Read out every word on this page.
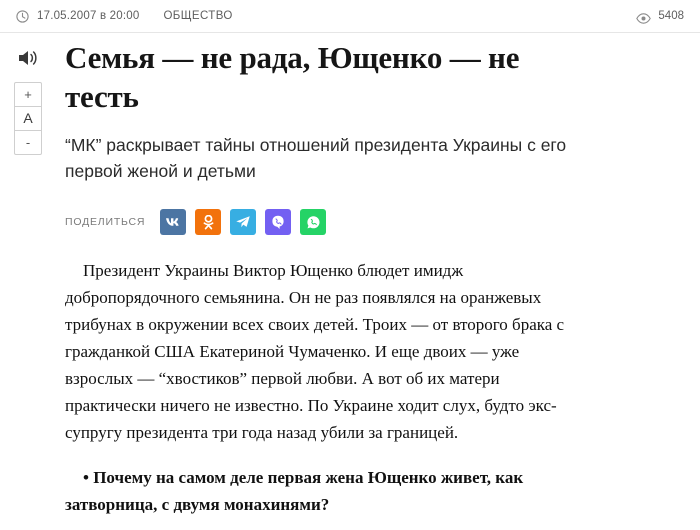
17.05.2007 в 20:00 ОБЩЕСТВО	5408
+
A
-
Семья — не рада, Ющенко — не тесть

“МК” раскрывает тайны отношений президента Украины с его первой женой и детьми

ПОДЕЛИТЬСЯ

Президент Украины Виктор Ющенко блюдет имидж добропорядочного семьянина. Он не раз появлялся на оранжевых трибунах в окружении всех своих детей. Троих — от второго брака с гражданкой США Екатериной Чумаченко. И еще двоих — уже взрослых — “хвостиков” первой любви. А вот об их матери практически ничего не известно. По Украине ходит слух, будто экс-супругу президента три года назад убили за границей.

• Почему на самом деле первая жена Ющенко живет, как затворница, с двумя монахинями?
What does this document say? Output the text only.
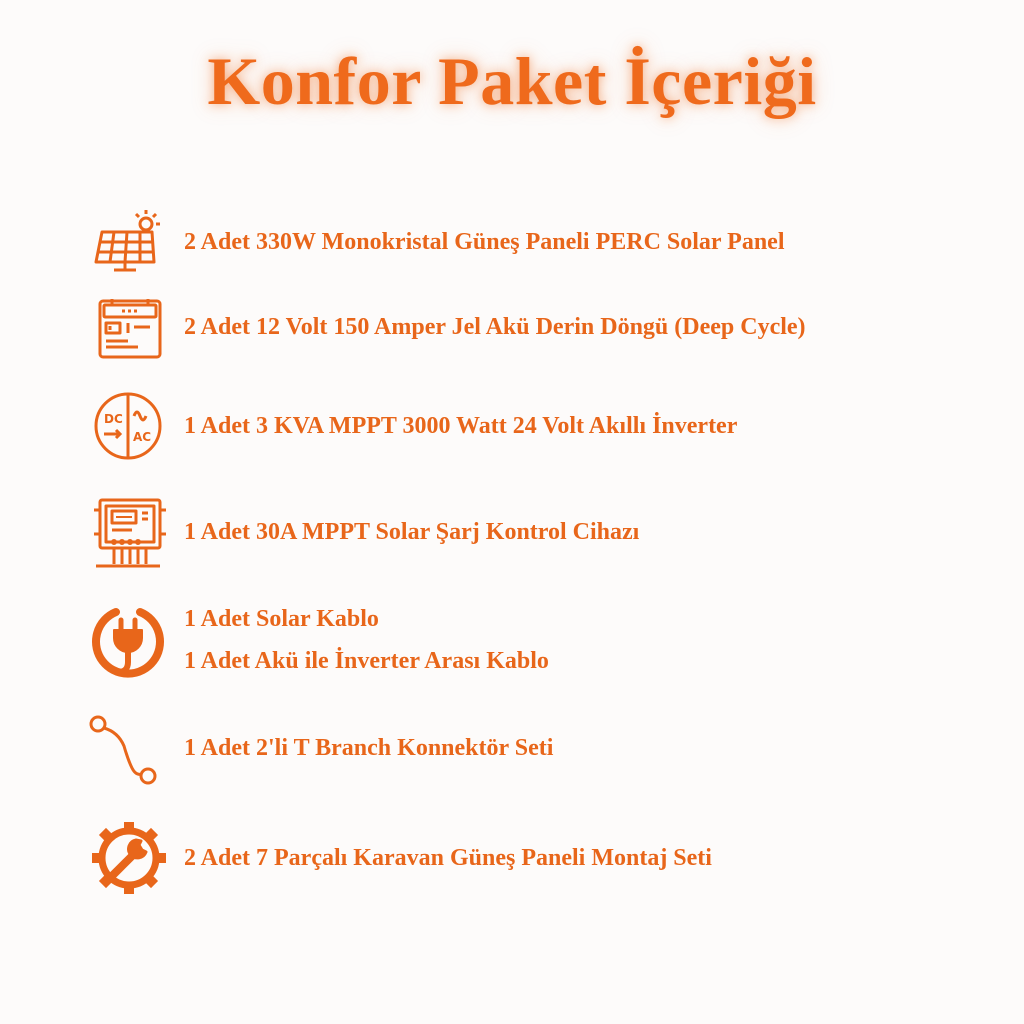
Konfor Paket İçeriği
2 Adet 330W Monokristal Güneş Paneli PERC Solar Panel
2 Adet 12 Volt 150 Amper Jel Akü Derin Döngü (Deep Cycle)
DC
AC 1 Adet 3 KVA MPPT 3000 Watt 24 Volt Akıllı İnverter
1 Adet 30A MPPT Solar Şarj Kontrol Cihazı
1 Adet Solar Kablo
1 Adet Akü ile İnverter Arası Kablo
1 Adet 2'li T Branch Konnektör Seti
2 Adet 7 Parçalı Karavan Güneş Paneli Montaj Seti
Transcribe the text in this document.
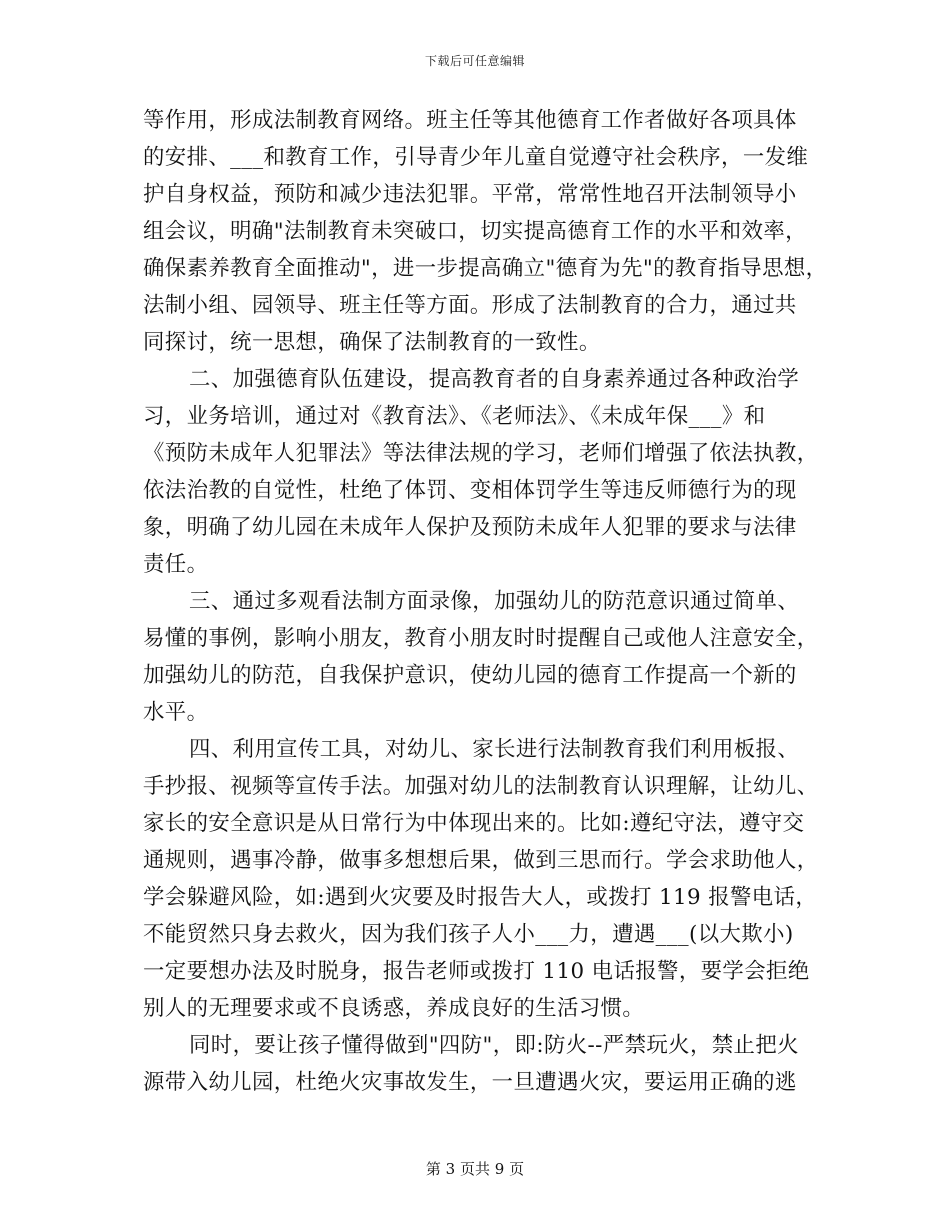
下载后可任意编辑
等作用，形成法制教育网络。班主任等其他德育工作者做好各项具体
的安排、___和教育工作，引导青少年儿童自觉遵守社会秩序，一发维
护自身权益，预防和减少违法犯罪。平常，常常性地召开法制领导小
组会议，明确"法制教育未突破口，切实提高德育工作的水平和效率，
确保素养教育全面推动"，进一步提高确立"德育为先"的教育指导思想，
法制小组、园领导、班主任等方面。形成了法制教育的合力，通过共
同探讨，统一思想，确保了法制教育的一致性。
二、加强德育队伍建设，提高教育者的自身素养通过各种政治学
习，业务培训，通过对《教育法》、《老师法》、《未成年保___》和
《预防未成年人犯罪法》等法律法规的学习，老师们增强了依法执教，
依法治教的自觉性，杜绝了体罚、变相体罚学生等违反师德行为的现
象，明确了幼儿园在未成年人保护及预防未成年人犯罪的要求与法律
责任。
三、通过多观看法制方面录像，加强幼儿的防范意识通过简单、
易懂的事例，影响小朋友，教育小朋友时时提醒自己或他人注意安全，
加强幼儿的防范，自我保护意识，使幼儿园的德育工作提高一个新的
水平。
四、利用宣传工具，对幼儿、家长进行法制教育我们利用板报、
手抄报、视频等宣传手法。加强对幼儿的法制教育认识理解，让幼儿、
家长的安全意识是从日常行为中体现出来的。比如:遵纪守法，遵守交
通规则，遇事冷静，做事多想想后果，做到三思而行。学会求助他人，
学会躲避风险，如:遇到火灾要及时报告大人，或拨打 119 报警电话，
不能贸然只身去救火，因为我们孩子人小___力，遭遇___(以大欺小)
一定要想办法及时脱身，报告老师或拨打 110 电话报警，要学会拒绝
别人的无理要求或不良诱惑，养成良好的生活习惯。
同时，要让孩子懂得做到"四防"，即:防火--严禁玩火，禁止把火
源带入幼儿园，杜绝火灾事故发生，一旦遭遇火灾，要运用正确的逃
第 3 页共 9 页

• • • • •

_WHAT IS ASKED:_ Every record above should be written out again exactly; the pictures stay out of the copy.

_ANSWER TO THIS EXERCISE:_
Read out every word on this page.
17.05.2007 в 20:00 ОБЩЕСТВО	5408
+
A
-
Семья — не рада, Ющенко — не тесть

“МК” раскрывает тайны отношений президента Украины с его первой женой и детьми

ПОДЕЛИТЬСЯ

Президент Украины Виктор Ющенко блюдет имидж добропорядочного семьянина. Он не раз появлялся на оранжевых трибунах в окружении всех своих детей. Троих — от второго брака с гражданкой США Екатериной Чумаченко. И еще двоих — уже взрослых — “хвостиков” первой любви. А вот об их матери практически ничего не известно. По Украине ходит слух, будто экс-супругу президента три года назад убили за границей.

• Почему на самом деле первая жена Ющенко живет, как затворница, с двумя монахинями?
What does this document say? Output the text only.
Konfor Paket İçeriği
2 Adet 330W Monokristal Güneş Paneli PERC Solar Panel
2 Adet 12 Volt 150 Amper Jel Akü Derin Döngü (Deep Cycle)
DC
AC 1 Adet 3 KVA MPPT 3000 Watt 24 Volt Akıllı İnverter
1 Adet 30A MPPT Solar Şarj Kontrol Cihazı
1 Adet Solar Kablo
1 Adet Akü ile İnverter Arası Kablo
1 Adet 2'li T Branch Konnektör Seti
2 Adet 7 Parçalı Karavan Güneş Paneli Montaj Seti
Transcribe the text in this document.
下载后可任意编辑
等作用，形成法制教育网络。班主任等其他德育工作者做好各项具体
的安排、___和教育工作，引导青少年儿童自觉遵守社会秩序，一发维
护自身权益，预防和减少违法犯罪。平常，常常性地召开法制领导小
组会议，明确"法制教育未突破口，切实提高德育工作的水平和效率，
确保素养教育全面推动"，进一步提高确立"德育为先"的教育指导思想，
法制小组、园领导、班主任等方面。形成了法制教育的合力，通过共
同探讨，统一思想，确保了法制教育的一致性。
二、加强德育队伍建设，提高教育者的自身素养通过各种政治学
习，业务培训，通过对《教育法》、《老师法》、《未成年保___》和
《预防未成年人犯罪法》等法律法规的学习，老师们增强了依法执教，
依法治教的自觉性，杜绝了体罚、变相体罚学生等违反师德行为的现
象，明确了幼儿园在未成年人保护及预防未成年人犯罪的要求与法律
责任。
三、通过多观看法制方面录像，加强幼儿的防范意识通过简单、
易懂的事例，影响小朋友，教育小朋友时时提醒自己或他人注意安全，
加强幼儿的防范，自我保护意识，使幼儿园的德育工作提高一个新的
水平。
四、利用宣传工具，对幼儿、家长进行法制教育我们利用板报、
手抄报、视频等宣传手法。加强对幼儿的法制教育认识理解，让幼儿、
家长的安全意识是从日常行为中体现出来的。比如:遵纪守法，遵守交
通规则，遇事冷静，做事多想想后果，做到三思而行。学会求助他人，
学会躲避风险，如:遇到火灾要及时报告大人，或拨打 119 报警电话，
不能贸然只身去救火，因为我们孩子人小___力，遭遇___(以大欺小)
一定要想办法及时脱身，报告老师或拨打 110 电话报警，要学会拒绝
别人的无理要求或不良诱惑，养成良好的生活习惯。
同时，要让孩子懂得做到"四防"，即:防火--严禁玩火，禁止把火
源带入幼儿园，杜绝火灾事故发生，一旦遭遇火灾，要运用正确的逃
第 3 页共 9 页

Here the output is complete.